### Aim of the exercise
Going through the material below, please gather all lines with the word "反向传递递推" in them.

::::::::::

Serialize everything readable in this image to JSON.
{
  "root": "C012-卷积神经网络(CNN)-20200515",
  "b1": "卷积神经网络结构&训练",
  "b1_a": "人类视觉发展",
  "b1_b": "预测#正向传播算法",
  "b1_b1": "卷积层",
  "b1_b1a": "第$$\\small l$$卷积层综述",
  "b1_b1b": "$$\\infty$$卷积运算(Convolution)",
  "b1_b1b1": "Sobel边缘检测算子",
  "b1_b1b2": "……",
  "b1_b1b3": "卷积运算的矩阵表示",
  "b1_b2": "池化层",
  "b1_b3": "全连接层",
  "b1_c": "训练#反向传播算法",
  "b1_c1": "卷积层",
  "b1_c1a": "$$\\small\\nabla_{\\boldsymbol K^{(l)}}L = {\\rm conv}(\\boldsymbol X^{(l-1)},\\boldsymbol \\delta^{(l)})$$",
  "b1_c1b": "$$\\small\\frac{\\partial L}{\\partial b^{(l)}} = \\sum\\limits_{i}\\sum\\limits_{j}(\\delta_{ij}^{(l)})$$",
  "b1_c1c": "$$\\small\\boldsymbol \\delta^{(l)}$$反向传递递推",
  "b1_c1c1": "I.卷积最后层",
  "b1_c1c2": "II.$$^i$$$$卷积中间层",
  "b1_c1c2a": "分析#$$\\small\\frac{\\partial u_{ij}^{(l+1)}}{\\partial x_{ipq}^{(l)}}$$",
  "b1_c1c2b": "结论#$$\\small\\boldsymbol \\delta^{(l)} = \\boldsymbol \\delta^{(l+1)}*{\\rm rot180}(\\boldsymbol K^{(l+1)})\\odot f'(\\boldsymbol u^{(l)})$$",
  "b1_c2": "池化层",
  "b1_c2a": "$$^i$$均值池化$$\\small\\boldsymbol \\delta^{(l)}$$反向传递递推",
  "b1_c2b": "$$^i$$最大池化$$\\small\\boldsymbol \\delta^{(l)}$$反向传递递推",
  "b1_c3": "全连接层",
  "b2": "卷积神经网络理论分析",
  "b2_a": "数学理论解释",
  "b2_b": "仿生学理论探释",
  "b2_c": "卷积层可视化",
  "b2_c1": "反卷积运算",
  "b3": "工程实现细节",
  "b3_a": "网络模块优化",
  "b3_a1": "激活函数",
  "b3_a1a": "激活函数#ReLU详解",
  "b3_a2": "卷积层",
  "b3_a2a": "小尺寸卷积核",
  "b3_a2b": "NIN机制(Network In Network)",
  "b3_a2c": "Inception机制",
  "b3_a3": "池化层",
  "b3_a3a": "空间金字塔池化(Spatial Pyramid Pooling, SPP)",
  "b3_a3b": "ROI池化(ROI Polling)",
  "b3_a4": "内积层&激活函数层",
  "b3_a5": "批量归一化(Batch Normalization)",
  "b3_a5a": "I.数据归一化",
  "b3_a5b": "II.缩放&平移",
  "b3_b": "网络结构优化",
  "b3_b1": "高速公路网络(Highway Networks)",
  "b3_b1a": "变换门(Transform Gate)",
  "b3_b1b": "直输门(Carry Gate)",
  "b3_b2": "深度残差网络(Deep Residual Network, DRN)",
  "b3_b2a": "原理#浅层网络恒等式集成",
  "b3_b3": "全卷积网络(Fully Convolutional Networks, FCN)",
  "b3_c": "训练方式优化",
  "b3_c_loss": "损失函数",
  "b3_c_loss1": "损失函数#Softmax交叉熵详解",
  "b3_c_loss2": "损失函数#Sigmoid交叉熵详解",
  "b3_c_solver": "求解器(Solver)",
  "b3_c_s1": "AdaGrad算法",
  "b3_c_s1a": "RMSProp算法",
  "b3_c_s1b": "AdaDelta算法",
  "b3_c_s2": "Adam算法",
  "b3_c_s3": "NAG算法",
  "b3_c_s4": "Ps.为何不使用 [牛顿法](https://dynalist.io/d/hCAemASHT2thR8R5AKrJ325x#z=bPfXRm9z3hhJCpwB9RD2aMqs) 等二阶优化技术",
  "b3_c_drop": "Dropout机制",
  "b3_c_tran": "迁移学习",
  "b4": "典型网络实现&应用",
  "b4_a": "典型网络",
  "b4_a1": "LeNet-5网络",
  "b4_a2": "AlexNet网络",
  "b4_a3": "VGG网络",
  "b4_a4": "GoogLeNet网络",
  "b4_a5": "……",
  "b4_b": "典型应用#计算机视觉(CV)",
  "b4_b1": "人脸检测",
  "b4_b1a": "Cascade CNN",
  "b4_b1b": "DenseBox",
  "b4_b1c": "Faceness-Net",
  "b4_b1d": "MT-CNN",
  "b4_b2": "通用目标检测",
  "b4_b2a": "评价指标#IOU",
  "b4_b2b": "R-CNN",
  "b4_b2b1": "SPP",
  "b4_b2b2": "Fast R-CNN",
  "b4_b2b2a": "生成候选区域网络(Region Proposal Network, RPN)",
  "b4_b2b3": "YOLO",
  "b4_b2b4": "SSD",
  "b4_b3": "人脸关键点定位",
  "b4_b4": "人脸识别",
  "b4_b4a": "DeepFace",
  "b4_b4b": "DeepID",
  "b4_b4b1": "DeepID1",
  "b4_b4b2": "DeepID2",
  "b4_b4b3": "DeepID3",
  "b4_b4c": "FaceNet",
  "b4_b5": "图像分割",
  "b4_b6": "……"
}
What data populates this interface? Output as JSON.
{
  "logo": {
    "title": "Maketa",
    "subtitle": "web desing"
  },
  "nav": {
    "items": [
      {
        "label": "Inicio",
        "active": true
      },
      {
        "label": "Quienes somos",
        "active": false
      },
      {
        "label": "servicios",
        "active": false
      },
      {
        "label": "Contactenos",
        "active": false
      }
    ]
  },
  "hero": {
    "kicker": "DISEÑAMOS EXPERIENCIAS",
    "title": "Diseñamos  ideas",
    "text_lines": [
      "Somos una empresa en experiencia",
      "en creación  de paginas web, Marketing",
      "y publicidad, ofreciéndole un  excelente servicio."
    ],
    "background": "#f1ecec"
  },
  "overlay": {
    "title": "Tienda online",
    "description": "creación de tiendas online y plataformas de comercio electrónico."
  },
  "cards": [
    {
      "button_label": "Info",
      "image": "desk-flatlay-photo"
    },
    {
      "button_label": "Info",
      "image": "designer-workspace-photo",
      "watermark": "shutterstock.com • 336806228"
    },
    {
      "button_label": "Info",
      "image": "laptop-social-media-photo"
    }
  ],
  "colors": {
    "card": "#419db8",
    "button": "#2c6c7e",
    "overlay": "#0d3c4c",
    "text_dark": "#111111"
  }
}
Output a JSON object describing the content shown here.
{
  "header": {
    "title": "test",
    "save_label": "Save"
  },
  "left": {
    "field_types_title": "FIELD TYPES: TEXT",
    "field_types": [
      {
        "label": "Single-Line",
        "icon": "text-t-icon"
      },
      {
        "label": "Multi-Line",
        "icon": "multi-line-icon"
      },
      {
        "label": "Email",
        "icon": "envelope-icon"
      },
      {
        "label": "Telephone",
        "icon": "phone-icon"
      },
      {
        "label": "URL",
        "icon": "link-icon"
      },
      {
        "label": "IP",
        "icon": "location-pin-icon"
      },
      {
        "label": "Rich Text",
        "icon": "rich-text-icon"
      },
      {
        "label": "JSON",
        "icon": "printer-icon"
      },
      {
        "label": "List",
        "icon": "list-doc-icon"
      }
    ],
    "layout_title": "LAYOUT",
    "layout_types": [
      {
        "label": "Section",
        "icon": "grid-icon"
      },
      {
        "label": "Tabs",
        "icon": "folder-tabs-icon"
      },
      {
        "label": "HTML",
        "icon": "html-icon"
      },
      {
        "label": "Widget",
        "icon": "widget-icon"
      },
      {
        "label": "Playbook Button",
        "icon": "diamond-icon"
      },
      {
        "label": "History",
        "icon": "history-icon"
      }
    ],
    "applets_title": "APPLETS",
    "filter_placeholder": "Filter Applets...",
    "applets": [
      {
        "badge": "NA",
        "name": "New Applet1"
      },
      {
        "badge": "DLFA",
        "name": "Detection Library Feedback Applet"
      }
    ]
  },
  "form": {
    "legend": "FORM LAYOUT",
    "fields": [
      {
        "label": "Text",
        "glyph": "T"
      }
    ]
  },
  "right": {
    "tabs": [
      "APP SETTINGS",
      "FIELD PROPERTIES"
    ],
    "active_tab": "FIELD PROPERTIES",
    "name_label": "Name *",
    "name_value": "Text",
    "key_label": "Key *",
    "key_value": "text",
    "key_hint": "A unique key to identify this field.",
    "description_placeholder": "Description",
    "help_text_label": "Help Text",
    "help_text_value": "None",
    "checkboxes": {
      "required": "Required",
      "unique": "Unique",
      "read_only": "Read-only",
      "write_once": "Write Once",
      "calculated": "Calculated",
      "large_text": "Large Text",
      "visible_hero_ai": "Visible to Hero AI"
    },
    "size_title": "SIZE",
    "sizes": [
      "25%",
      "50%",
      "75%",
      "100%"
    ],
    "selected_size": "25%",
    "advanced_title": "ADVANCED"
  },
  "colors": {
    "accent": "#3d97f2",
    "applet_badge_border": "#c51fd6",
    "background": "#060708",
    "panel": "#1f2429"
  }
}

::::::::::

### Output of the task
  "b1_c1c": "$$\\small\\boldsymbol \\delta^{(l)}$$反向传递递推",
  "b1_c2a": "$$^i$$均值池化$$\\small\\boldsymbol \\delta^{(l)}$$反向传递递推",
  "b1_c2b": "$$^i$$最大池化$$\\small\\boldsymbol \\delta^{(l)}$$反向传递递推",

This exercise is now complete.